> Data to use:

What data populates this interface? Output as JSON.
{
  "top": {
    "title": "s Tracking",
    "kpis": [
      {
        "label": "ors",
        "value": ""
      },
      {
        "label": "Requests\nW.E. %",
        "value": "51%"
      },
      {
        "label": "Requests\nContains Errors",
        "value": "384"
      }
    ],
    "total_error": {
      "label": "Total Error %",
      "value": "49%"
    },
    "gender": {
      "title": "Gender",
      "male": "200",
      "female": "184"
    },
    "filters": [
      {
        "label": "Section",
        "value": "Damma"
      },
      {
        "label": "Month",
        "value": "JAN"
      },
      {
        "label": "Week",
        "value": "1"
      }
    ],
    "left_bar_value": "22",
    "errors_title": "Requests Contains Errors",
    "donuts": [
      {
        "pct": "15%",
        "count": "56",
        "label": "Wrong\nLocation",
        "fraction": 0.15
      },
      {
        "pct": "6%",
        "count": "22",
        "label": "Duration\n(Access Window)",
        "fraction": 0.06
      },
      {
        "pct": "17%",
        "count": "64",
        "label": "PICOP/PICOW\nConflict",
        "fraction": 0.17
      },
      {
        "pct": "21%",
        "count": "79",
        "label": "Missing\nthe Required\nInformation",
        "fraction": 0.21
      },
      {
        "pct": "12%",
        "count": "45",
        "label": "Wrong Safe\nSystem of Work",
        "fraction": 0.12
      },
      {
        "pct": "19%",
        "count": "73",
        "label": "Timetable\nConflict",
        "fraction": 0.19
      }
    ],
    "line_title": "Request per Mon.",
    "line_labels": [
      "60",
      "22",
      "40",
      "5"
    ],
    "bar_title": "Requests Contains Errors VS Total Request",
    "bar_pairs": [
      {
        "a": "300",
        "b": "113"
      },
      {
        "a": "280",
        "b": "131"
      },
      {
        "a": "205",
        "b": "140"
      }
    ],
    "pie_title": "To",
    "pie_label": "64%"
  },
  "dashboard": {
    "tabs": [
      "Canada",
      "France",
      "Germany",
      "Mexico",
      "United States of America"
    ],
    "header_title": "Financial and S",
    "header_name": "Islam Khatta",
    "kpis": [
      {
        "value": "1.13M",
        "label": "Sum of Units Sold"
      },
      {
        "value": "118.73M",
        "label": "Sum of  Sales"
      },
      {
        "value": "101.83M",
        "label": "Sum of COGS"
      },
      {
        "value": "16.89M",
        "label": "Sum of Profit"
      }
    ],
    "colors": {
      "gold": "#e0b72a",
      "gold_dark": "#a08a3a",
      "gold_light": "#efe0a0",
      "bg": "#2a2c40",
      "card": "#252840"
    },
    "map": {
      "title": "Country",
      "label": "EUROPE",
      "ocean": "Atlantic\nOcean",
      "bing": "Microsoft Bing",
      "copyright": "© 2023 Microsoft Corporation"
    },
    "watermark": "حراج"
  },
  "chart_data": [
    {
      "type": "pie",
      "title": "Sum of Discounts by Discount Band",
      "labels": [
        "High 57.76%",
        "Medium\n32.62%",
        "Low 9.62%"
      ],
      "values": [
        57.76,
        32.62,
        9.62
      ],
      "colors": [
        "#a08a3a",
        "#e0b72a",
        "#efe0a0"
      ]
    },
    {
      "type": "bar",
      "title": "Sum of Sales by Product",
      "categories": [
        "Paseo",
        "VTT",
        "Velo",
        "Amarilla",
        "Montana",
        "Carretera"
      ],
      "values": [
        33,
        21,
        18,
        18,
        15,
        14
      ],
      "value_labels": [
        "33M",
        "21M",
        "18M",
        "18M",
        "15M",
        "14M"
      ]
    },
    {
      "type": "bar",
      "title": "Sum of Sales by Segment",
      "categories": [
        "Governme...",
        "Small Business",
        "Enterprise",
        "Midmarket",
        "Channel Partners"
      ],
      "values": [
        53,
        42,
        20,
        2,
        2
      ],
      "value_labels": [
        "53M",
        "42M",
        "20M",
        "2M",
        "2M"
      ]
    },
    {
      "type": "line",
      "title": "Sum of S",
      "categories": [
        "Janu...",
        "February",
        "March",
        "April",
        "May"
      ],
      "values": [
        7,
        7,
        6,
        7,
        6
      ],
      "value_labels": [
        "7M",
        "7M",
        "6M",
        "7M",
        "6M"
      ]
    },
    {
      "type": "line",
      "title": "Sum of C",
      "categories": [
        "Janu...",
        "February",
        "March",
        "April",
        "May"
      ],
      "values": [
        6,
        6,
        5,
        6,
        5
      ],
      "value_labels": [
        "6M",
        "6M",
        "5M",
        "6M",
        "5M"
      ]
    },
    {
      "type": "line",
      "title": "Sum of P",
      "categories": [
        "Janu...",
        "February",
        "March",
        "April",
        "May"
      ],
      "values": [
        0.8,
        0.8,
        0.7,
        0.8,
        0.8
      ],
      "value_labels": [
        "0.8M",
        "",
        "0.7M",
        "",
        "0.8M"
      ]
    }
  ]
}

> Brief: In the records above, locate every line with the string "nConflict" and copy it.

> Solved exercise:
        "label": "PICOP/PICOW\nConflict",
        "label": "Timetable\nConflict",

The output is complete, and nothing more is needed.